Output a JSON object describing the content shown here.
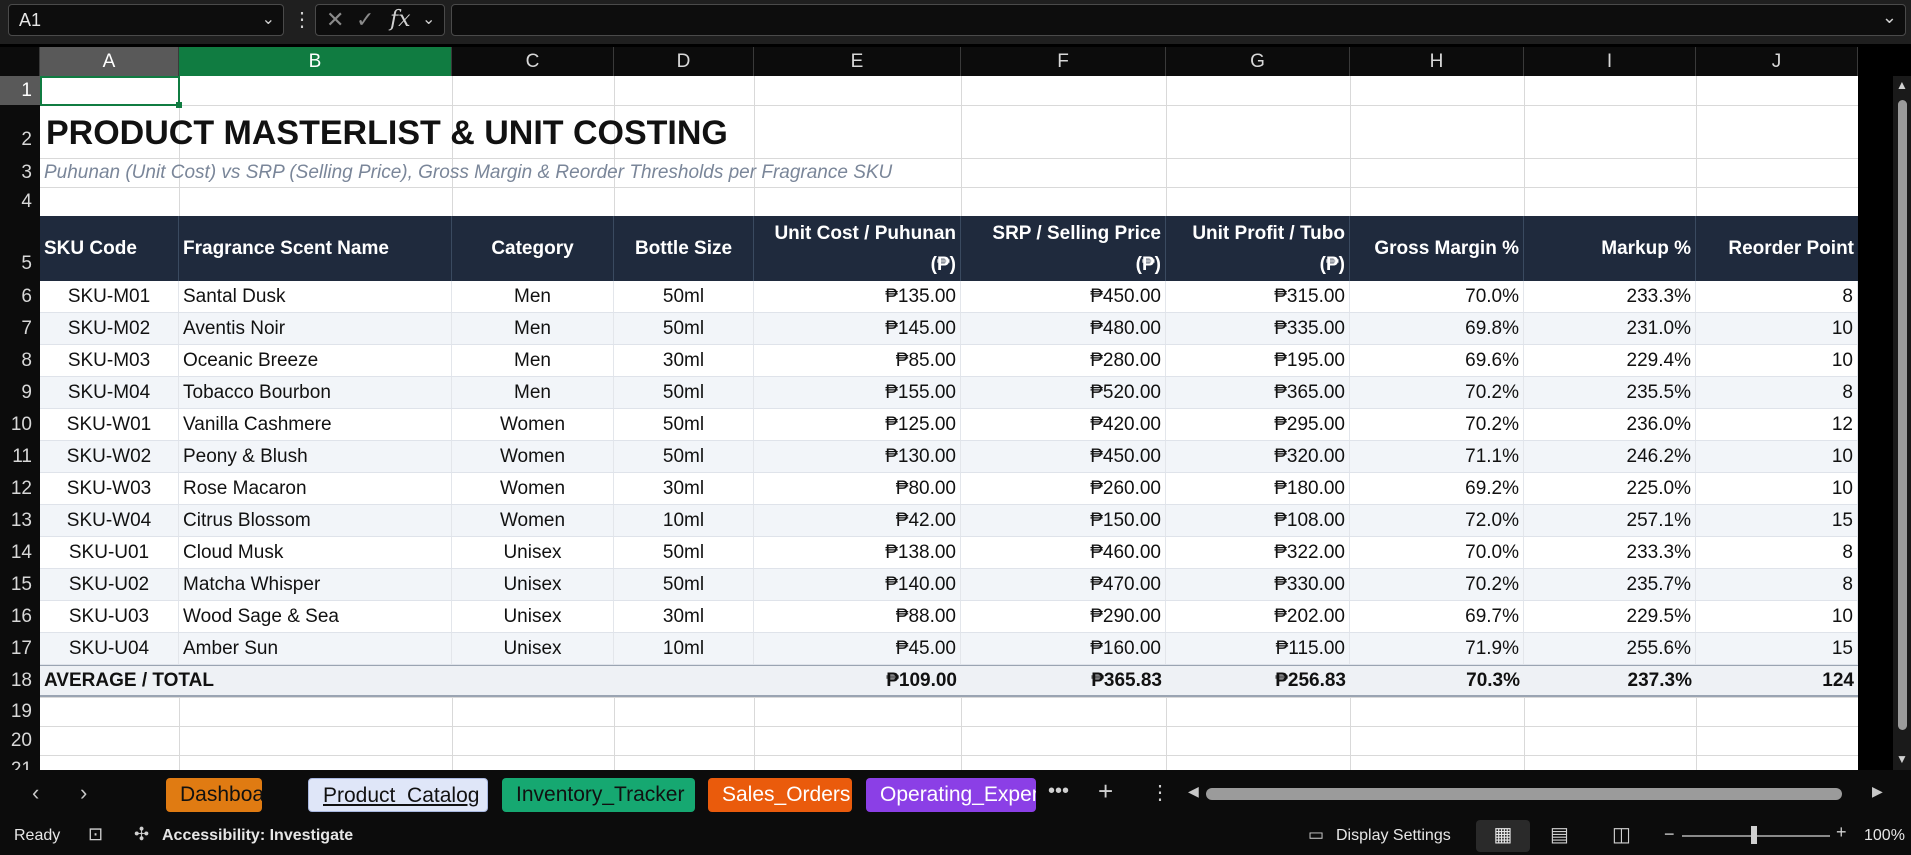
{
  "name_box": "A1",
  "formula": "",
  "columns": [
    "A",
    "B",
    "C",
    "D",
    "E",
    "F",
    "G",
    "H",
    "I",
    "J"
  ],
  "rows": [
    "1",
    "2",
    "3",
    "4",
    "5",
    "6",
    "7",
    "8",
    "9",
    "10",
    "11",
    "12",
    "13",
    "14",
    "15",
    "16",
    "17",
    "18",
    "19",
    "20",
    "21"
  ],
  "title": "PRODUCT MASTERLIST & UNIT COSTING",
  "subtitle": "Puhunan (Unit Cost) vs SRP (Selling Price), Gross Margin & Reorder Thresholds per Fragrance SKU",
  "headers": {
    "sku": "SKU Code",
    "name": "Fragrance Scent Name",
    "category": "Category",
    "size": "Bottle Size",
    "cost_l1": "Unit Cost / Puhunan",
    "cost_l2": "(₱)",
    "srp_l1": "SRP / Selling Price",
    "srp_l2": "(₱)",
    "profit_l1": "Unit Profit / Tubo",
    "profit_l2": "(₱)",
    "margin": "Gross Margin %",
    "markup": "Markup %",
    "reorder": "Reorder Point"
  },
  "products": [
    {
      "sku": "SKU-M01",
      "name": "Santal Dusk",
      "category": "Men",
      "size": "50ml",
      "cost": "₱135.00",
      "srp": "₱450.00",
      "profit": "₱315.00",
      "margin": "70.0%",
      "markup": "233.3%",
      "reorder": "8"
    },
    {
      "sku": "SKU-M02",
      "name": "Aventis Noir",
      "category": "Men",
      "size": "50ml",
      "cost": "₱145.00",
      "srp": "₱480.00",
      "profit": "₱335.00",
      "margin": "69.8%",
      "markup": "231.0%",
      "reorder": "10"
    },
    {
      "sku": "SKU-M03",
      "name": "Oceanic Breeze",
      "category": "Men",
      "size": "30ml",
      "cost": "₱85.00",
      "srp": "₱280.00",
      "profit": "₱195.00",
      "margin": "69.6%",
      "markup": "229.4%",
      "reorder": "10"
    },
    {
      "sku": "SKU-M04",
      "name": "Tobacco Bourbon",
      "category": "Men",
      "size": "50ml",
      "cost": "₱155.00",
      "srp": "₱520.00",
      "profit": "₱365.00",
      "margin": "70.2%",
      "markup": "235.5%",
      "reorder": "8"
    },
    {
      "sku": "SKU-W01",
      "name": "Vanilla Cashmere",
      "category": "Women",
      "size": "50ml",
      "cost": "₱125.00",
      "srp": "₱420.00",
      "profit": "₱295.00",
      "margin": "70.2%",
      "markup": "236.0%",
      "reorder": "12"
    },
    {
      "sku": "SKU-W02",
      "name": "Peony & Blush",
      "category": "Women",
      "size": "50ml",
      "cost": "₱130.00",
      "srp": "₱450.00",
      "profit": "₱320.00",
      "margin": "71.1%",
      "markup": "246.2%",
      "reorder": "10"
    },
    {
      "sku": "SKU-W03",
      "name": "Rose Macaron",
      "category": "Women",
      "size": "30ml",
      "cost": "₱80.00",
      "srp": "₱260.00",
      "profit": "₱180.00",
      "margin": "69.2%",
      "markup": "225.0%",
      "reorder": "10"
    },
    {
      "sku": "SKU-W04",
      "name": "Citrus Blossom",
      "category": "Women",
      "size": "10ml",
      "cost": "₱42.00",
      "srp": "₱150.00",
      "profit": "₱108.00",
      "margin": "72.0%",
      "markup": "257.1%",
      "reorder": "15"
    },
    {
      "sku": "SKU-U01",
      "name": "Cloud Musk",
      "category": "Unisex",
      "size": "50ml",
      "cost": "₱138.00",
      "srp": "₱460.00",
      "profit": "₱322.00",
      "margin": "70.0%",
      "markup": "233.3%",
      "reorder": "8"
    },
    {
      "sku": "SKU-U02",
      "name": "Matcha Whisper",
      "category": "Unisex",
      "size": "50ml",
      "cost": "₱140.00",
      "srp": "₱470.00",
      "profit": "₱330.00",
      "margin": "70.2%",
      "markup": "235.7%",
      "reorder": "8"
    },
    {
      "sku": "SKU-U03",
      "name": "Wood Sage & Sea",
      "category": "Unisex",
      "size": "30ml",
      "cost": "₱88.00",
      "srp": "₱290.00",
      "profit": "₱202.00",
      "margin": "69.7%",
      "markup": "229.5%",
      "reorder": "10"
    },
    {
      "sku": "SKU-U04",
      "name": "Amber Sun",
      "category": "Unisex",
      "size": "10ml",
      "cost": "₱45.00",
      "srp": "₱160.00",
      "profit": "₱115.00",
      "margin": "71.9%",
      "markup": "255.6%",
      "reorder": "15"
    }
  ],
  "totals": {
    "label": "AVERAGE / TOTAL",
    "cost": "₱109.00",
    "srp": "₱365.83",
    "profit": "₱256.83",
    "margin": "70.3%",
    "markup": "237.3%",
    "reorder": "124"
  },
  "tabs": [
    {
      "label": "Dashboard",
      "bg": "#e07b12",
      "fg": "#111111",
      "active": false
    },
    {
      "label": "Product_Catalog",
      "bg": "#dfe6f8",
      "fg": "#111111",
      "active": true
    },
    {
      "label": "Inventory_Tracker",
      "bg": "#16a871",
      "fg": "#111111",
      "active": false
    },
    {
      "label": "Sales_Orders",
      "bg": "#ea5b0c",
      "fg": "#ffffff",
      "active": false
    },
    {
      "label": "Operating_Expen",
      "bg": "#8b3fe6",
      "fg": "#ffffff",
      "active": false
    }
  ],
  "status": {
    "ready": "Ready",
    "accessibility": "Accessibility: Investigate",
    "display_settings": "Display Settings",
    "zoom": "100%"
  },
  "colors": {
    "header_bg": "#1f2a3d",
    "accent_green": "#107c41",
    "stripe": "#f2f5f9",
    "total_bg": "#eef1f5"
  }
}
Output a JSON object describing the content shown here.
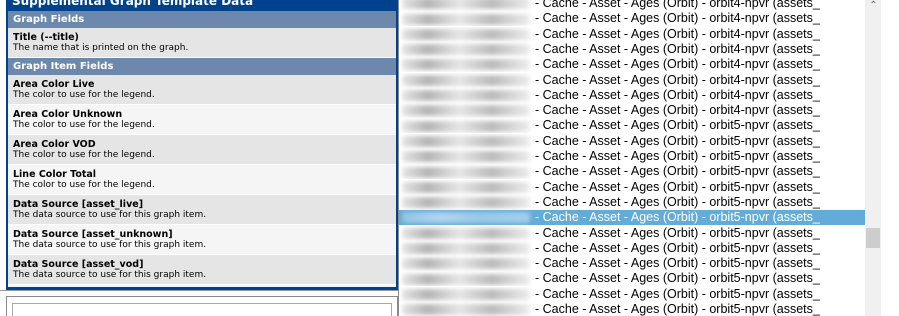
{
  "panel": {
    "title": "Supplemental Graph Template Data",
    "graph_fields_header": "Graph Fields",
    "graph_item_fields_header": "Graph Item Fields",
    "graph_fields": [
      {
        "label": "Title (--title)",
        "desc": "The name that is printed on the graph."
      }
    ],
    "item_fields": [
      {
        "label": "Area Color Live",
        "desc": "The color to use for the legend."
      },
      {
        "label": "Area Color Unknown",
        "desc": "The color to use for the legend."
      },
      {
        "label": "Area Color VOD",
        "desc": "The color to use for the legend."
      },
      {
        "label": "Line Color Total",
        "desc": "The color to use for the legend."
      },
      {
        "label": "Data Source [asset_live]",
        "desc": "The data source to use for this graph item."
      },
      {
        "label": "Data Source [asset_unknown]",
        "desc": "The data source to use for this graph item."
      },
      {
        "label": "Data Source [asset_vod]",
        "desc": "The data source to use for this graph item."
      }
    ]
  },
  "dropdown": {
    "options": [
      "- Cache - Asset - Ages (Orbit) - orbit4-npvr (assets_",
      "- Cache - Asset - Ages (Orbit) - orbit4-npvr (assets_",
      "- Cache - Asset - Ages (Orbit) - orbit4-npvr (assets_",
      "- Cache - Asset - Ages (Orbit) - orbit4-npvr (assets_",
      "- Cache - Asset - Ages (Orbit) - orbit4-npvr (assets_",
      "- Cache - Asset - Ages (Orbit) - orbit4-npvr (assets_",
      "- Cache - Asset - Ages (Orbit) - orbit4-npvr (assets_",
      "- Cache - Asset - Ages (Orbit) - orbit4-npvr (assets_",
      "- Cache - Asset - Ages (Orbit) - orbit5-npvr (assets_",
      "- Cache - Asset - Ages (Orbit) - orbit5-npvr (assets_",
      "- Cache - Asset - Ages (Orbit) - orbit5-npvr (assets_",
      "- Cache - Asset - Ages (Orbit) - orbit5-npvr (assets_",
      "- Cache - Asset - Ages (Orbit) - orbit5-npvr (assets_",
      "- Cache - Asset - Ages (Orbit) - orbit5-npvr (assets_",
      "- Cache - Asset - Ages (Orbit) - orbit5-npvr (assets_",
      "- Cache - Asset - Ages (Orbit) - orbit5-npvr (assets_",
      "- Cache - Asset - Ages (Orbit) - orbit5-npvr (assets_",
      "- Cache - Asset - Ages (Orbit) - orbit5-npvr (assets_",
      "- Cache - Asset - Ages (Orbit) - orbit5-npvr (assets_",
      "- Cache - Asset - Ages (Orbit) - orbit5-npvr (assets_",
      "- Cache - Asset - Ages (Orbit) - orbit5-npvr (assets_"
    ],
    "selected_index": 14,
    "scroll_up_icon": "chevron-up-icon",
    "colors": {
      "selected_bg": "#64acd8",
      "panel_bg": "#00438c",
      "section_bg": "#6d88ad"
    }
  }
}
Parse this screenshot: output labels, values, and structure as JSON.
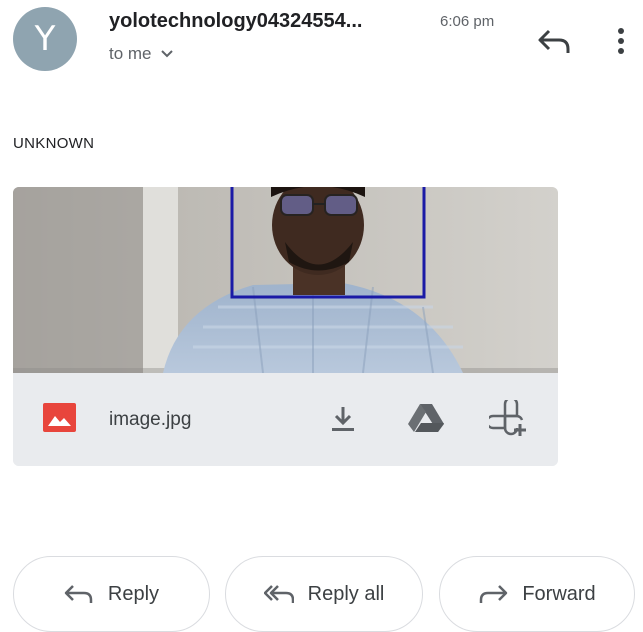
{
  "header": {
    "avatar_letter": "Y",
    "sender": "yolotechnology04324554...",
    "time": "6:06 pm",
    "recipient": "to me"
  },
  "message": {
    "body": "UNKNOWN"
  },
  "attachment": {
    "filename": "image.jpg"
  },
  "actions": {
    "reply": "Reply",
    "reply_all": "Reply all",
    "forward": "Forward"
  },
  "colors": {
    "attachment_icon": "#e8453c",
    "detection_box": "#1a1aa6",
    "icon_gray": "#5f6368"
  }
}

- Job
Retype the lines exactly as they appear, beginning with the line that contains "Parse this screenshot: output" and ending with the final line of the entries, and omit the pictures.

- Result of this exercise
Parse this screenshot: output labels, values, and structure as JSON.
{
  "header": {
    "avatar_letter": "Y",
    "sender": "yolotechnology04324554...",
    "time": "6:06 pm",
    "recipient": "to me"
  },
  "message": {
    "body": "UNKNOWN"
  },
  "attachment": {
    "filename": "image.jpg"
  },
  "actions": {
    "reply": "Reply",
    "reply_all": "Reply all",
    "forward": "Forward"
  },
  "colors": {
    "attachment_icon": "#e8453c",
    "detection_box": "#1a1aa6",
    "icon_gray": "#5f6368"
  }
}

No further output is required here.